Extract all of the entries and set them down verbatim.
** Start of MATERIAL FOR THE TASK **
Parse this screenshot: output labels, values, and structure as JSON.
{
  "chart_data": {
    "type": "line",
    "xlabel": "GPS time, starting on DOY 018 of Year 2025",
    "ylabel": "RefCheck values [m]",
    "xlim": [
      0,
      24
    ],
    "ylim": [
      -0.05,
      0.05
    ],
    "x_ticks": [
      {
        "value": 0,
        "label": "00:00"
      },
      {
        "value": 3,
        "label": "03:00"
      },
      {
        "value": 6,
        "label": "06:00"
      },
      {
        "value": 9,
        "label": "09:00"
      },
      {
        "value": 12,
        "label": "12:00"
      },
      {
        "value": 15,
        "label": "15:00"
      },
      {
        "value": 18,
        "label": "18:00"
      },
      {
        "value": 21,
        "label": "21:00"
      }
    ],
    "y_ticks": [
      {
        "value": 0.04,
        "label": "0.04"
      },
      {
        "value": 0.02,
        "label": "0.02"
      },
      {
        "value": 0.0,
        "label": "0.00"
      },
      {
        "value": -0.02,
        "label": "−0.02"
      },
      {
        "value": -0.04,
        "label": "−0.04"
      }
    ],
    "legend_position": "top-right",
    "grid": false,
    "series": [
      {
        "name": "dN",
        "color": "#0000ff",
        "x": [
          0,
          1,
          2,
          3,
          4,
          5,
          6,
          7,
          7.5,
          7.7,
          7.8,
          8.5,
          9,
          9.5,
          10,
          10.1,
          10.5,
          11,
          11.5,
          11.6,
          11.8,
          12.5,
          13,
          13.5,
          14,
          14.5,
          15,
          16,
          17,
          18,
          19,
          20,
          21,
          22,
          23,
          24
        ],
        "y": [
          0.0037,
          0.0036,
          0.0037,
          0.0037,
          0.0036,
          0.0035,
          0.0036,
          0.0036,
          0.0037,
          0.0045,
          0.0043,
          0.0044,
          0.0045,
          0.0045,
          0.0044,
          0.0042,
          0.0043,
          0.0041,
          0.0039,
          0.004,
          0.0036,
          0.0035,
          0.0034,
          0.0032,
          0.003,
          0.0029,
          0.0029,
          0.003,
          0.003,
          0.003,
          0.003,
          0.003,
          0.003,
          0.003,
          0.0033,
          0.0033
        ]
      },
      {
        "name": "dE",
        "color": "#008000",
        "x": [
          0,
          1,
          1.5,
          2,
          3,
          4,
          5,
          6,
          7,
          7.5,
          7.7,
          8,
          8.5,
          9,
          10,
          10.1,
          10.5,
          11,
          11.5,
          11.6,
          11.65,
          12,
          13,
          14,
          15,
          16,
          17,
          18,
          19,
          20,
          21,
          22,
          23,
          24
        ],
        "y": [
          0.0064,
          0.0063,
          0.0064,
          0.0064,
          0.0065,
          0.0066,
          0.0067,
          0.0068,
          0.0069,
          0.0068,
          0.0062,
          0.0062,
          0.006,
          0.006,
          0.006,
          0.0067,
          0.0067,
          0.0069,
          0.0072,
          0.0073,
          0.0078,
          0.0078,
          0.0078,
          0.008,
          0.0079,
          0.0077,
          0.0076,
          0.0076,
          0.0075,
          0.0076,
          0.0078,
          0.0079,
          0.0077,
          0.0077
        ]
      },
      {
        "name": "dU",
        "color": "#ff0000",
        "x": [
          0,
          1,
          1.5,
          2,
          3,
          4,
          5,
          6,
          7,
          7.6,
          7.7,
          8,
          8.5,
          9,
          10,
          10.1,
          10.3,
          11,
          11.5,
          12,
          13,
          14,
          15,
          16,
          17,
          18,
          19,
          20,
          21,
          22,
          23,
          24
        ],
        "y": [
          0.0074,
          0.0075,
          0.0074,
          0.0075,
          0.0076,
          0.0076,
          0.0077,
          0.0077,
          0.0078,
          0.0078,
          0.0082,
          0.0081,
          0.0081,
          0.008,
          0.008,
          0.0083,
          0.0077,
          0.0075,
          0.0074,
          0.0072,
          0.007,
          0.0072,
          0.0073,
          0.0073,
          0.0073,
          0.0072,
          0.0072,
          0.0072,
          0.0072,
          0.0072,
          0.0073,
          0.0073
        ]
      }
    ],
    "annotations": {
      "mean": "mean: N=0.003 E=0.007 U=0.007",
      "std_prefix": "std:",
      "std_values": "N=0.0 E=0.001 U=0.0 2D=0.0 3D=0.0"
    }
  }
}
** End of MATERIAL FOR THE TASK **
SOLUTION:
Parse this screenshot: output labels, values, and structure as JSON.
{
  "chart_data": {
    "type": "line",
    "xlabel": "GPS time, starting on DOY 018 of Year 2025",
    "ylabel": "RefCheck values [m]",
    "xlim": [
      0,
      24
    ],
    "ylim": [
      -0.05,
      0.05
    ],
    "x_ticks": [
      {
        "value": 0,
        "label": "00:00"
      },
      {
        "value": 3,
        "label": "03:00"
      },
      {
        "value": 6,
        "label": "06:00"
      },
      {
        "value": 9,
        "label": "09:00"
      },
      {
        "value": 12,
        "label": "12:00"
      },
      {
        "value": 15,
        "label": "15:00"
      },
      {
        "value": 18,
        "label": "18:00"
      },
      {
        "value": 21,
        "label": "21:00"
      }
    ],
    "y_ticks": [
      {
        "value": 0.04,
        "label": "0.04"
      },
      {
        "value": 0.02,
        "label": "0.02"
      },
      {
        "value": 0.0,
        "label": "0.00"
      },
      {
        "value": -0.02,
        "label": "−0.02"
      },
      {
        "value": -0.04,
        "label": "−0.04"
      }
    ],
    "legend_position": "top-right",
    "grid": false,
    "series": [
      {
        "name": "dN",
        "color": "#0000ff",
        "x": [
          0,
          1,
          2,
          3,
          4,
          5,
          6,
          7,
          7.5,
          7.7,
          7.8,
          8.5,
          9,
          9.5,
          10,
          10.1,
          10.5,
          11,
          11.5,
          11.6,
          11.8,
          12.5,
          13,
          13.5,
          14,
          14.5,
          15,
          16,
          17,
          18,
          19,
          20,
          21,
          22,
          23,
          24
        ],
        "y": [
          0.0037,
          0.0036,
          0.0037,
          0.0037,
          0.0036,
          0.0035,
          0.0036,
          0.0036,
          0.0037,
          0.0045,
          0.0043,
          0.0044,
          0.0045,
          0.0045,
          0.0044,
          0.0042,
          0.0043,
          0.0041,
          0.0039,
          0.004,
          0.0036,
          0.0035,
          0.0034,
          0.0032,
          0.003,
          0.0029,
          0.0029,
          0.003,
          0.003,
          0.003,
          0.003,
          0.003,
          0.003,
          0.003,
          0.0033,
          0.0033
        ]
      },
      {
        "name": "dE",
        "color": "#008000",
        "x": [
          0,
          1,
          1.5,
          2,
          3,
          4,
          5,
          6,
          7,
          7.5,
          7.7,
          8,
          8.5,
          9,
          10,
          10.1,
          10.5,
          11,
          11.5,
          11.6,
          11.65,
          12,
          13,
          14,
          15,
          16,
          17,
          18,
          19,
          20,
          21,
          22,
          23,
          24
        ],
        "y": [
          0.0064,
          0.0063,
          0.0064,
          0.0064,
          0.0065,
          0.0066,
          0.0067,
          0.0068,
          0.0069,
          0.0068,
          0.0062,
          0.0062,
          0.006,
          0.006,
          0.006,
          0.0067,
          0.0067,
          0.0069,
          0.0072,
          0.0073,
          0.0078,
          0.0078,
          0.0078,
          0.008,
          0.0079,
          0.0077,
          0.0076,
          0.0076,
          0.0075,
          0.0076,
          0.0078,
          0.0079,
          0.0077,
          0.0077
        ]
      },
      {
        "name": "dU",
        "color": "#ff0000",
        "x": [
          0,
          1,
          1.5,
          2,
          3,
          4,
          5,
          6,
          7,
          7.6,
          7.7,
          8,
          8.5,
          9,
          10,
          10.1,
          10.3,
          11,
          11.5,
          12,
          13,
          14,
          15,
          16,
          17,
          18,
          19,
          20,
          21,
          22,
          23,
          24
        ],
        "y": [
          0.0074,
          0.0075,
          0.0074,
          0.0075,
          0.0076,
          0.0076,
          0.0077,
          0.0077,
          0.0078,
          0.0078,
          0.0082,
          0.0081,
          0.0081,
          0.008,
          0.008,
          0.0083,
          0.0077,
          0.0075,
          0.0074,
          0.0072,
          0.007,
          0.0072,
          0.0073,
          0.0073,
          0.0073,
          0.0072,
          0.0072,
          0.0072,
          0.0072,
          0.0072,
          0.0073,
          0.0073
        ]
      }
    ],
    "annotations": {
      "mean": "mean: N=0.003 E=0.007 U=0.007",
      "std_prefix": "std:",
      "std_values": "N=0.0 E=0.001 U=0.0 2D=0.0 3D=0.0"
    }
  }
}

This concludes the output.